▶ [EXERCISE INSTRUCTIONS]
Search the data for "change" and copy every matching line.
**** EXERCISE MATERIAL
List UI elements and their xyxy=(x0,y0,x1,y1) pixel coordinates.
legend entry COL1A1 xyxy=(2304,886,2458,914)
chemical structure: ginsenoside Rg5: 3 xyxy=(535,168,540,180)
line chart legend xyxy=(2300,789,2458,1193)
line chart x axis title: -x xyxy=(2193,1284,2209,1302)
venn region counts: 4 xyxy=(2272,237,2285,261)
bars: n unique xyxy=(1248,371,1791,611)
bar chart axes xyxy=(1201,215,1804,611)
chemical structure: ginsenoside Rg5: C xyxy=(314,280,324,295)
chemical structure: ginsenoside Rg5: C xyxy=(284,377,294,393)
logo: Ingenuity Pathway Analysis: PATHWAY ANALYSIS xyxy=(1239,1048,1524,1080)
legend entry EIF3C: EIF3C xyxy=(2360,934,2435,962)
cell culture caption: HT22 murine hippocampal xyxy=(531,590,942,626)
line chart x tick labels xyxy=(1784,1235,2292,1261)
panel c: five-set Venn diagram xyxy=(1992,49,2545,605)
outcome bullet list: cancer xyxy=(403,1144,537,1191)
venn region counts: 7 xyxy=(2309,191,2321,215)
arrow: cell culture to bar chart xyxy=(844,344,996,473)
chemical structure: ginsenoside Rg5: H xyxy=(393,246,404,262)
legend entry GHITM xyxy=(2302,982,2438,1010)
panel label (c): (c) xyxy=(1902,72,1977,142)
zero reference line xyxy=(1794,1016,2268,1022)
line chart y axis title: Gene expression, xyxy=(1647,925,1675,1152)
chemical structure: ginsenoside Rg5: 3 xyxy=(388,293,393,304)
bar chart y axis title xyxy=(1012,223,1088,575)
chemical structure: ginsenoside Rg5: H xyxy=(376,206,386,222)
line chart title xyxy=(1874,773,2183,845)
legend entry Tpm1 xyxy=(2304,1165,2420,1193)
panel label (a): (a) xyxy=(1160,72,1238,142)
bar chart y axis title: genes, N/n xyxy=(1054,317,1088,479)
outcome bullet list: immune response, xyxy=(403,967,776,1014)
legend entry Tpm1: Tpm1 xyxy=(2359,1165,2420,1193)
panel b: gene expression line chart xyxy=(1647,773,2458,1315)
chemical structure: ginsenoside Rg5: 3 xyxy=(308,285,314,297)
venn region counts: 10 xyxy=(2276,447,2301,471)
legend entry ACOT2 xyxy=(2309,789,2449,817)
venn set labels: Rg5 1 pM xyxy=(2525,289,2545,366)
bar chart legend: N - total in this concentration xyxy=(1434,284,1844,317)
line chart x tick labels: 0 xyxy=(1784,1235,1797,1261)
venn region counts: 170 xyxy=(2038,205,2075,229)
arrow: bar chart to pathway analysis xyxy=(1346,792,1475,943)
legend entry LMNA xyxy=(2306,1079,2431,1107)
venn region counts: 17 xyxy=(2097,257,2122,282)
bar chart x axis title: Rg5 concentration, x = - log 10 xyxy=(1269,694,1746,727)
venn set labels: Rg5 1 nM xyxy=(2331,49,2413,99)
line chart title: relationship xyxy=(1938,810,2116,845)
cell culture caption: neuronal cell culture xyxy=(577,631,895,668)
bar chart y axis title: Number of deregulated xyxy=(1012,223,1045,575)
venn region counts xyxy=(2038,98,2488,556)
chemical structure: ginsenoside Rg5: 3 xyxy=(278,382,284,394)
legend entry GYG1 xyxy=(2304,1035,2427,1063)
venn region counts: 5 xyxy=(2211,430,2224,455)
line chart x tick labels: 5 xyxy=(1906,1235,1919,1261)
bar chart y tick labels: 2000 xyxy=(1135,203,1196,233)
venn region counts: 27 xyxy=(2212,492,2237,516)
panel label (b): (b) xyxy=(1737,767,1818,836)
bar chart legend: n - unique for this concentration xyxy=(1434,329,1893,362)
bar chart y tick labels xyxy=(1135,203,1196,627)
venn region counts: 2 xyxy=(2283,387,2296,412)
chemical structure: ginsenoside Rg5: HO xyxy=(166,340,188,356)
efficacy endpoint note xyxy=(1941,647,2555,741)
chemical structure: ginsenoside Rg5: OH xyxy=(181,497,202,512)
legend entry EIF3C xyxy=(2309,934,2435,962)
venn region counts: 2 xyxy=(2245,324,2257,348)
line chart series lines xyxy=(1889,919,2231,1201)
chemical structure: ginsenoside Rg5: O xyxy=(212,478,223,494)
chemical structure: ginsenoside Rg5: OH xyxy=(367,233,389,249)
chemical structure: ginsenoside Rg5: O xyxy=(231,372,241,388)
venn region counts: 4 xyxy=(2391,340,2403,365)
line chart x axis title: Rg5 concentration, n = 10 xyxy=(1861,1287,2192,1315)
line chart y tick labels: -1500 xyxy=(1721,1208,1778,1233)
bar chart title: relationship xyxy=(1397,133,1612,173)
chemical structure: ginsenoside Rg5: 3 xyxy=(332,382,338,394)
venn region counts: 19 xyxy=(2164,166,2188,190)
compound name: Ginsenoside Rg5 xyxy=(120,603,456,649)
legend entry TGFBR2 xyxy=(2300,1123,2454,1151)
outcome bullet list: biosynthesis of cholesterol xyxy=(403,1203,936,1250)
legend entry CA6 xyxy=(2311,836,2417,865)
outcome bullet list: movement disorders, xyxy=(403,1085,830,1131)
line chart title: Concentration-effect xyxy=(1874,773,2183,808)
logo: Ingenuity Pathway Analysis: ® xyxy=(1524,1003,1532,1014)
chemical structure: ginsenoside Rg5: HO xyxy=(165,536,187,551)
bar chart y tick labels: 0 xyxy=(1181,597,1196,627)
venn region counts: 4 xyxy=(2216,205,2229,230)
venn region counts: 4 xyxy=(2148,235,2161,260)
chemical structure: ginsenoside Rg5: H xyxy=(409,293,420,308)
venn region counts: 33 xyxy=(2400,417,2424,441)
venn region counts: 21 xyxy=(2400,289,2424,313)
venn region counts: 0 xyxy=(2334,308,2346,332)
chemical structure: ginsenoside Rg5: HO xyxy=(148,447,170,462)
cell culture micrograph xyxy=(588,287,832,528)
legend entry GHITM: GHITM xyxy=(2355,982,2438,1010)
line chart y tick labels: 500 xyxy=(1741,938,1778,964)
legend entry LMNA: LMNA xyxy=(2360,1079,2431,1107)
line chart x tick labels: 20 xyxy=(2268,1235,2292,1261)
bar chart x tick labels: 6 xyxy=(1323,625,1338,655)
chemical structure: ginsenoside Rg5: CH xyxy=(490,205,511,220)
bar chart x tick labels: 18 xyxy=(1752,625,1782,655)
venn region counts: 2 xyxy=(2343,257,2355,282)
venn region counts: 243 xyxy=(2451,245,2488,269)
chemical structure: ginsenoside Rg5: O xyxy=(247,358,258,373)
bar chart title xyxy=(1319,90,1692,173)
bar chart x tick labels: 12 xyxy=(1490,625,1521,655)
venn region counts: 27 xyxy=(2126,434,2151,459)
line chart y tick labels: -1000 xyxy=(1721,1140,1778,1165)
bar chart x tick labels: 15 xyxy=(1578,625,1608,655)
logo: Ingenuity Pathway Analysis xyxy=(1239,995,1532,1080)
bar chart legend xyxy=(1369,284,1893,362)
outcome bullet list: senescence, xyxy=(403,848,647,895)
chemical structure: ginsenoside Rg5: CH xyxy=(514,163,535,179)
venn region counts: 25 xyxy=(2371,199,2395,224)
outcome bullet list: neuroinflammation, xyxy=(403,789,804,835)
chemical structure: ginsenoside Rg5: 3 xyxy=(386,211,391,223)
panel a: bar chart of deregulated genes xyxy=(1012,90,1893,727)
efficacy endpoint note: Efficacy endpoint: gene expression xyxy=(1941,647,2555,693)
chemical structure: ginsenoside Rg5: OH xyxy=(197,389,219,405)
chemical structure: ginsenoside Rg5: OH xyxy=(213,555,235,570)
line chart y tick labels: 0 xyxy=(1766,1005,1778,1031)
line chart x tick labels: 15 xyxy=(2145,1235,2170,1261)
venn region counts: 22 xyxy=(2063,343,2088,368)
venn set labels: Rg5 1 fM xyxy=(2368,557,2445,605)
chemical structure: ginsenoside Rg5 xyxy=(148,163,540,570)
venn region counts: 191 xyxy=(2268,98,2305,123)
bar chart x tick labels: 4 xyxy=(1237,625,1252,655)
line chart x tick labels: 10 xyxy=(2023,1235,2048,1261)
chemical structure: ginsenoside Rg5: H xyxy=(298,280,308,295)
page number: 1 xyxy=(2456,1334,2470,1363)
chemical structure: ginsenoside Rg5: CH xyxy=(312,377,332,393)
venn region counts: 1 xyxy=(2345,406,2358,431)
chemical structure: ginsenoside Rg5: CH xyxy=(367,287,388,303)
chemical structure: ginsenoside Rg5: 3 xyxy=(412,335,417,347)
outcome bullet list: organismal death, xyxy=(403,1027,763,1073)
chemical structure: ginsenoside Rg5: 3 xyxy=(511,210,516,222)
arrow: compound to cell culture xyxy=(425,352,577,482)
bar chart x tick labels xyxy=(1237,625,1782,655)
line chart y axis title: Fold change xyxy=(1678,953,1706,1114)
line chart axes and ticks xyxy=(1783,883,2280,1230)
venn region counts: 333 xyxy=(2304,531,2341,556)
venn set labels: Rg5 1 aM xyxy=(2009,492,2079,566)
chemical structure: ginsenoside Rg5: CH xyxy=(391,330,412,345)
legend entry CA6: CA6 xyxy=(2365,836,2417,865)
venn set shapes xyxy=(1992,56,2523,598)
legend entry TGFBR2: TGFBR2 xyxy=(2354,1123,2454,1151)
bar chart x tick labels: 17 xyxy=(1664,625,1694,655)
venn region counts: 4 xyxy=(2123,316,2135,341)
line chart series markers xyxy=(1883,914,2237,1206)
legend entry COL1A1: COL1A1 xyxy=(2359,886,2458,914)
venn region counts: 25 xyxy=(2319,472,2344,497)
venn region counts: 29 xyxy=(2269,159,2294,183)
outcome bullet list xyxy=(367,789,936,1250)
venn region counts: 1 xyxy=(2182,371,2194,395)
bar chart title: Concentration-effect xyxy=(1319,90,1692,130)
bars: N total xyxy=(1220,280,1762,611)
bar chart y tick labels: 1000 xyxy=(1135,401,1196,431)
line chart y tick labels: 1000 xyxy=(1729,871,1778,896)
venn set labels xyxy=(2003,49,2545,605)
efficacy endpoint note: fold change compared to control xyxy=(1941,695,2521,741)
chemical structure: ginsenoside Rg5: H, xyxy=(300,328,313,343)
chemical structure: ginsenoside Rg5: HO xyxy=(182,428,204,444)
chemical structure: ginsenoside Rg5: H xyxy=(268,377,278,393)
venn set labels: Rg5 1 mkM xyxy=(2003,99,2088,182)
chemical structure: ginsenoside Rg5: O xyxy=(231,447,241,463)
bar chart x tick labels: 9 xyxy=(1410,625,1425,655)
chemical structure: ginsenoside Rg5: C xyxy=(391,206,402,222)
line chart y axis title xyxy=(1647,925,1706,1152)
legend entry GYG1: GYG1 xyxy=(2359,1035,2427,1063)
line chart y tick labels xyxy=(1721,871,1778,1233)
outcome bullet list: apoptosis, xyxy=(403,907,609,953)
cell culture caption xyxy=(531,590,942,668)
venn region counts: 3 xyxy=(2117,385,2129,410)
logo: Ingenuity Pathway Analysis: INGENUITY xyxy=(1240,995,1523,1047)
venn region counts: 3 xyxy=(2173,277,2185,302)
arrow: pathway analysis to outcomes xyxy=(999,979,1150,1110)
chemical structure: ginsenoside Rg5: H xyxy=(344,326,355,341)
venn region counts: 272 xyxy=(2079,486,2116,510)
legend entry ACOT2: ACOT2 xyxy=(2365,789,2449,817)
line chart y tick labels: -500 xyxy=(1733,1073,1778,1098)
********
▶ [TASK SOLUTION]
line chart y axis title: Fold change xyxy=(1678,953,1706,1114)
efficacy endpoint note: fold change compared to control xyxy=(1941,695,2521,741)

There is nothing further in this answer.